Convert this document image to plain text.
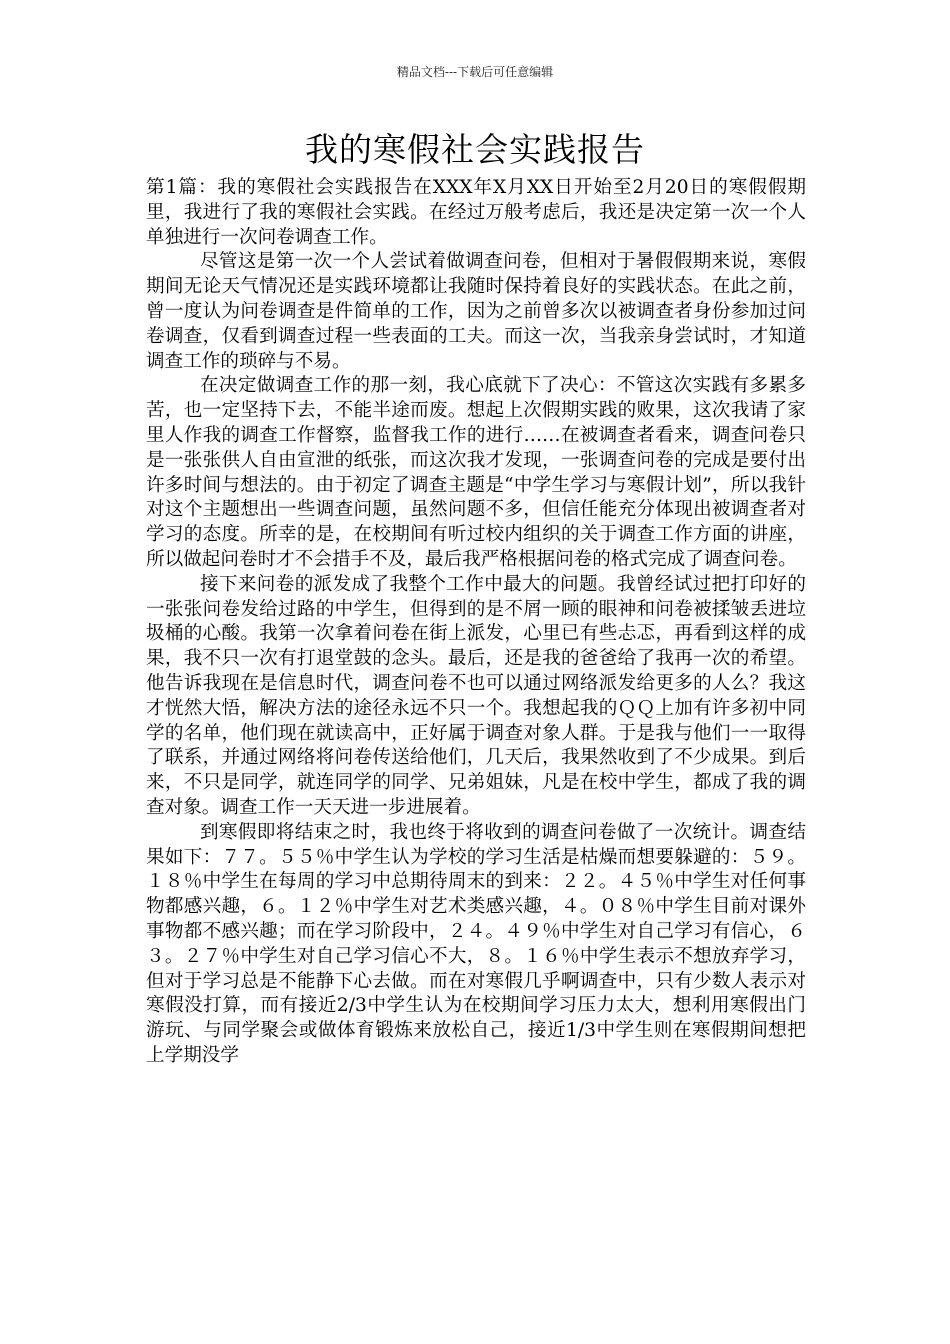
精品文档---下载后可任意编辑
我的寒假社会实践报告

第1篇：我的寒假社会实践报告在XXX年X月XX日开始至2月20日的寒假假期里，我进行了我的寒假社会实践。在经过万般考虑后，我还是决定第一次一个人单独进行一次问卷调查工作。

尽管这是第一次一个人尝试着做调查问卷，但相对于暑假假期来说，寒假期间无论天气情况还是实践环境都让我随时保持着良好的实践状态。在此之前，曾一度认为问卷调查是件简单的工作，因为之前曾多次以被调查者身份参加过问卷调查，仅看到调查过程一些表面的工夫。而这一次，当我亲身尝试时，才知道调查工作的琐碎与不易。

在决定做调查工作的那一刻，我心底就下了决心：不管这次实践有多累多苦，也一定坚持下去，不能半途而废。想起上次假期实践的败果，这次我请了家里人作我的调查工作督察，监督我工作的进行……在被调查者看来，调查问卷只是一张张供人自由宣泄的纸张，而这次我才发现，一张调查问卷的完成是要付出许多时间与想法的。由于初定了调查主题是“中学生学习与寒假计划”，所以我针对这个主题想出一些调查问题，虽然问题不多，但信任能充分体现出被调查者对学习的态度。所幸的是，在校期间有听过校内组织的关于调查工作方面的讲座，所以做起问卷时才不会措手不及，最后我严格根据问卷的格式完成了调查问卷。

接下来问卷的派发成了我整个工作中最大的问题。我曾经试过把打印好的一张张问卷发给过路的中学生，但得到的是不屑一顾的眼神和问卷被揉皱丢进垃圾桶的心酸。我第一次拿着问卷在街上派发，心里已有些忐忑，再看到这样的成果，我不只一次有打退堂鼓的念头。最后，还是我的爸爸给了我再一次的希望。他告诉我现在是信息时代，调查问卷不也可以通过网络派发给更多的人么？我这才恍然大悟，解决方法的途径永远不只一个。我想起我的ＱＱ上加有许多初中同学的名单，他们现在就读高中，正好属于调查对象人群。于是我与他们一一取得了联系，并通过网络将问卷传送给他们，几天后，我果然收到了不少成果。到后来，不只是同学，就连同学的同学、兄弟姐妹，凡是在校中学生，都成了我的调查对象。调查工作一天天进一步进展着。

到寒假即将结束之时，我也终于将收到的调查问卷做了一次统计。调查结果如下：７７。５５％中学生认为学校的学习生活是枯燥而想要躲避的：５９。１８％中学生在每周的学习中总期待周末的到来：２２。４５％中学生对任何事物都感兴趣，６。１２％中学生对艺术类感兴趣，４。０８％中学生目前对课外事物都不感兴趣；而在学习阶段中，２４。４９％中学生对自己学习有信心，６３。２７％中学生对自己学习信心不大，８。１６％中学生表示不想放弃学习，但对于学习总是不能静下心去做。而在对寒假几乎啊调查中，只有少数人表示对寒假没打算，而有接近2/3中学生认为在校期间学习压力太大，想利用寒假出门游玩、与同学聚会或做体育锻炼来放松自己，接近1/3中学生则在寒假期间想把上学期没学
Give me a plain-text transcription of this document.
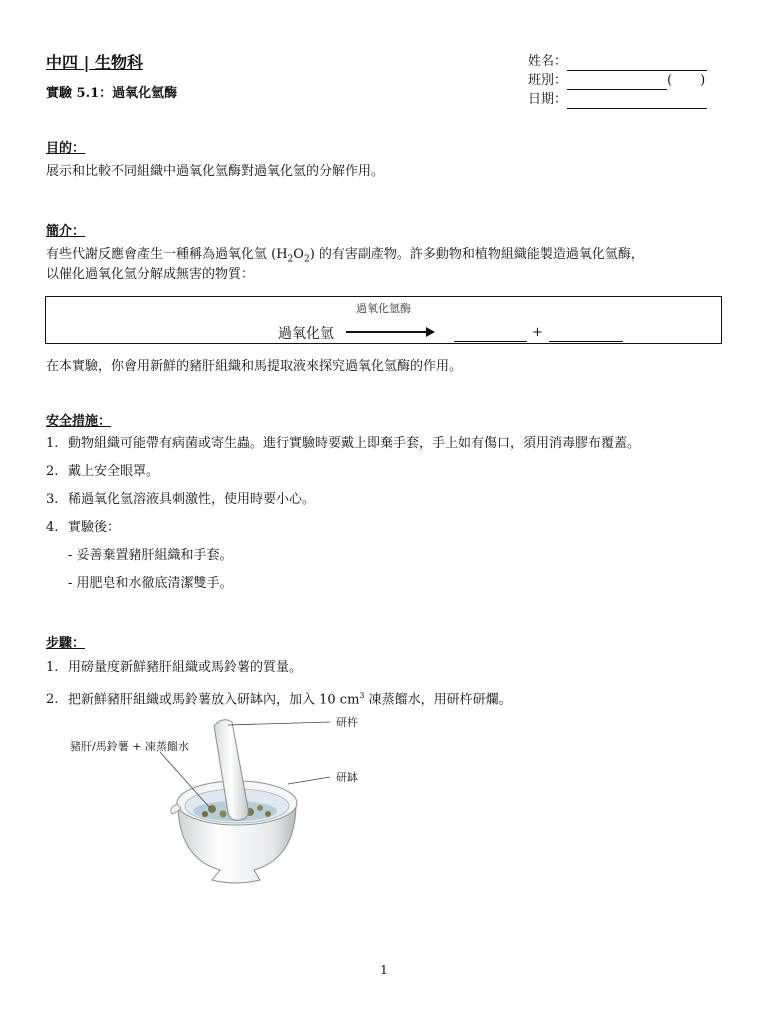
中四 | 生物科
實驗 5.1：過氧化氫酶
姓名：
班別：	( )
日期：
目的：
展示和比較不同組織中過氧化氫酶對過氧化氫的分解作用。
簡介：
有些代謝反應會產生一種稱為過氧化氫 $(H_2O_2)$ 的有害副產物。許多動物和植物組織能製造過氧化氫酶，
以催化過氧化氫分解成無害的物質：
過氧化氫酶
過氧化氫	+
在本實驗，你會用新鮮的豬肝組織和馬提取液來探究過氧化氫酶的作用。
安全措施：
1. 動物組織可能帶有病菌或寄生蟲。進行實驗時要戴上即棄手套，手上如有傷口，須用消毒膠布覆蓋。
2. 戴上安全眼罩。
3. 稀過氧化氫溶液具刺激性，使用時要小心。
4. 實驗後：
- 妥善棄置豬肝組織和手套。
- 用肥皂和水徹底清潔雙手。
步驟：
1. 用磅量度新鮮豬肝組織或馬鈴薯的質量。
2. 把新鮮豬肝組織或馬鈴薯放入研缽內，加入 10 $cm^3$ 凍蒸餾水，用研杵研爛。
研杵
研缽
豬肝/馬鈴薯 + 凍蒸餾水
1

◇ ◇ ◇ ◇

Do this: Find the lines containing "document" and pull them out.

Result for this exercise:
Convert this document image to plain text.
Give me a plain-text transcription of this document.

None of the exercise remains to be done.